» LISTED ENTRIES
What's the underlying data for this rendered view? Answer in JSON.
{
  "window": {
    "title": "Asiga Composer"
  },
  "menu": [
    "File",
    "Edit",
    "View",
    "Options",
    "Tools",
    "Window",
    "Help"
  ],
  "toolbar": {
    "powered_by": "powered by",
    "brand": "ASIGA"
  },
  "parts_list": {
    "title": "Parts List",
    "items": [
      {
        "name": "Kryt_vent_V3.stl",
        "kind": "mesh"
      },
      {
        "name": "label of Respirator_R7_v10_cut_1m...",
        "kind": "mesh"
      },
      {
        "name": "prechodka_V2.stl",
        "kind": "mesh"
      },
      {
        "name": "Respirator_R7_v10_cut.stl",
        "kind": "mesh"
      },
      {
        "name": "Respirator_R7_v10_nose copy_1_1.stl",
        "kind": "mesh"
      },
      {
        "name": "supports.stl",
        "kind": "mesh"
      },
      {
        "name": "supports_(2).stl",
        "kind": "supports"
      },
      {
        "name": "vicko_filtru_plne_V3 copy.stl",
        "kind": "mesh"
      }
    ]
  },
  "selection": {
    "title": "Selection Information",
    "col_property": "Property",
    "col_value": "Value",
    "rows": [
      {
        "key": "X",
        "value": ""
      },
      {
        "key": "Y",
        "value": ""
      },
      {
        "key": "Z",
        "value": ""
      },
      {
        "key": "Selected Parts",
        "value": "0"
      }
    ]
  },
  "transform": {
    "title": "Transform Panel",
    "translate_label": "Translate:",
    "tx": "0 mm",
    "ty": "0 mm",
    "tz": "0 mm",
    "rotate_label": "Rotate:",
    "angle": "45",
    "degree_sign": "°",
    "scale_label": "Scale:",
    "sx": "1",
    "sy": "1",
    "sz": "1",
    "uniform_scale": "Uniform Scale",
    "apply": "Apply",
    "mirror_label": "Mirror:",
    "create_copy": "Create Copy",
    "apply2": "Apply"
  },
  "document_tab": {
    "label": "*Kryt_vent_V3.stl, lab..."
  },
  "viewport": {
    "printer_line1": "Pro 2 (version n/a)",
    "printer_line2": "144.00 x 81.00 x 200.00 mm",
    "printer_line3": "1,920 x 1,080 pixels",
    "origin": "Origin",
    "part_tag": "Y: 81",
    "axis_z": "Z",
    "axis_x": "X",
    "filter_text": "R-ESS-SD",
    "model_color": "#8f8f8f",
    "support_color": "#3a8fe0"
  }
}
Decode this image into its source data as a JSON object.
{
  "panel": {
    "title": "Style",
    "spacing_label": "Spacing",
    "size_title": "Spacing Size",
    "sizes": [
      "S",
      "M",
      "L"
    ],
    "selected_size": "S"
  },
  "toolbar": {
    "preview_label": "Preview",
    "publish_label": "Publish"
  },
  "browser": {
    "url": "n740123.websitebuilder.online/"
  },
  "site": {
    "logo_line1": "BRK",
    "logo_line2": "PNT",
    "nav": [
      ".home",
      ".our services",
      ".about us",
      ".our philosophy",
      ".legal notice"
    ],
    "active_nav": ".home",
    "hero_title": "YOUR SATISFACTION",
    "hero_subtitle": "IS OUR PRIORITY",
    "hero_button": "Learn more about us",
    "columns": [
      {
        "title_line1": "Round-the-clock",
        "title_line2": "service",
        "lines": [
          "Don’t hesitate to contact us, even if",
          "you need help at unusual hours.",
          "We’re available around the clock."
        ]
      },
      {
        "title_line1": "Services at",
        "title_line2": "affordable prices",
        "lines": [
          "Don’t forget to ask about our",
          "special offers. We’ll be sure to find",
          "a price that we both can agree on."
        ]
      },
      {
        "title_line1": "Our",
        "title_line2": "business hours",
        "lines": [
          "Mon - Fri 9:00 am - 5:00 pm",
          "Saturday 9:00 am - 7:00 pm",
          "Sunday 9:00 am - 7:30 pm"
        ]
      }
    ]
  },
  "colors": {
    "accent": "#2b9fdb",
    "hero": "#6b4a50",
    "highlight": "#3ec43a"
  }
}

» SHORT EXERCISE
Extract the full set of entries word for word.

» ANSWER IN FULL
What's the underlying data for this rendered view? Answer in JSON.
{
  "window": {
    "title": "Asiga Composer"
  },
  "menu": [
    "File",
    "Edit",
    "View",
    "Options",
    "Tools",
    "Window",
    "Help"
  ],
  "toolbar": {
    "powered_by": "powered by",
    "brand": "ASIGA"
  },
  "parts_list": {
    "title": "Parts List",
    "items": [
      {
        "name": "Kryt_vent_V3.stl",
        "kind": "mesh"
      },
      {
        "name": "label of Respirator_R7_v10_cut_1m...",
        "kind": "mesh"
      },
      {
        "name": "prechodka_V2.stl",
        "kind": "mesh"
      },
      {
        "name": "Respirator_R7_v10_cut.stl",
        "kind": "mesh"
      },
      {
        "name": "Respirator_R7_v10_nose copy_1_1.stl",
        "kind": "mesh"
      },
      {
        "name": "supports.stl",
        "kind": "mesh"
      },
      {
        "name": "supports_(2).stl",
        "kind": "supports"
      },
      {
        "name": "vicko_filtru_plne_V3 copy.stl",
        "kind": "mesh"
      }
    ]
  },
  "selection": {
    "title": "Selection Information",
    "col_property": "Property",
    "col_value": "Value",
    "rows": [
      {
        "key": "X",
        "value": ""
      },
      {
        "key": "Y",
        "value": ""
      },
      {
        "key": "Z",
        "value": ""
      },
      {
        "key": "Selected Parts",
        "value": "0"
      }
    ]
  },
  "transform": {
    "title": "Transform Panel",
    "translate_label": "Translate:",
    "tx": "0 mm",
    "ty": "0 mm",
    "tz": "0 mm",
    "rotate_label": "Rotate:",
    "angle": "45",
    "degree_sign": "°",
    "scale_label": "Scale:",
    "sx": "1",
    "sy": "1",
    "sz": "1",
    "uniform_scale": "Uniform Scale",
    "apply": "Apply",
    "mirror_label": "Mirror:",
    "create_copy": "Create Copy",
    "apply2": "Apply"
  },
  "document_tab": {
    "label": "*Kryt_vent_V3.stl, lab..."
  },
  "viewport": {
    "printer_line1": "Pro 2 (version n/a)",
    "printer_line2": "144.00 x 81.00 x 200.00 mm",
    "printer_line3": "1,920 x 1,080 pixels",
    "origin": "Origin",
    "part_tag": "Y: 81",
    "axis_z": "Z",
    "axis_x": "X",
    "filter_text": "R-ESS-SD",
    "model_color": "#8f8f8f",
    "support_color": "#3a8fe0"
  }
}
Decode this image into its source data as a JSON object.
{
  "panel": {
    "title": "Style",
    "spacing_label": "Spacing",
    "size_title": "Spacing Size",
    "sizes": [
      "S",
      "M",
      "L"
    ],
    "selected_size": "S"
  },
  "toolbar": {
    "preview_label": "Preview",
    "publish_label": "Publish"
  },
  "browser": {
    "url": "n740123.websitebuilder.online/"
  },
  "site": {
    "logo_line1": "BRK",
    "logo_line2": "PNT",
    "nav": [
      ".home",
      ".our services",
      ".about us",
      ".our philosophy",
      ".legal notice"
    ],
    "active_nav": ".home",
    "hero_title": "YOUR SATISFACTION",
    "hero_subtitle": "IS OUR PRIORITY",
    "hero_button": "Learn more about us",
    "columns": [
      {
        "title_line1": "Round-the-clock",
        "title_line2": "service",
        "lines": [
          "Don’t hesitate to contact us, even if",
          "you need help at unusual hours.",
          "We’re available around the clock."
        ]
      },
      {
        "title_line1": "Services at",
        "title_line2": "affordable prices",
        "lines": [
          "Don’t forget to ask about our",
          "special offers. We’ll be sure to find",
          "a price that we both can agree on."
        ]
      },
      {
        "title_line1": "Our",
        "title_line2": "business hours",
        "lines": [
          "Mon - Fri 9:00 am - 5:00 pm",
          "Saturday 9:00 am - 7:00 pm",
          "Sunday 9:00 am - 7:30 pm"
        ]
      }
    ]
  },
  "colors": {
    "accent": "#2b9fdb",
    "hero": "#6b4a50",
    "highlight": "#3ec43a"
  }
}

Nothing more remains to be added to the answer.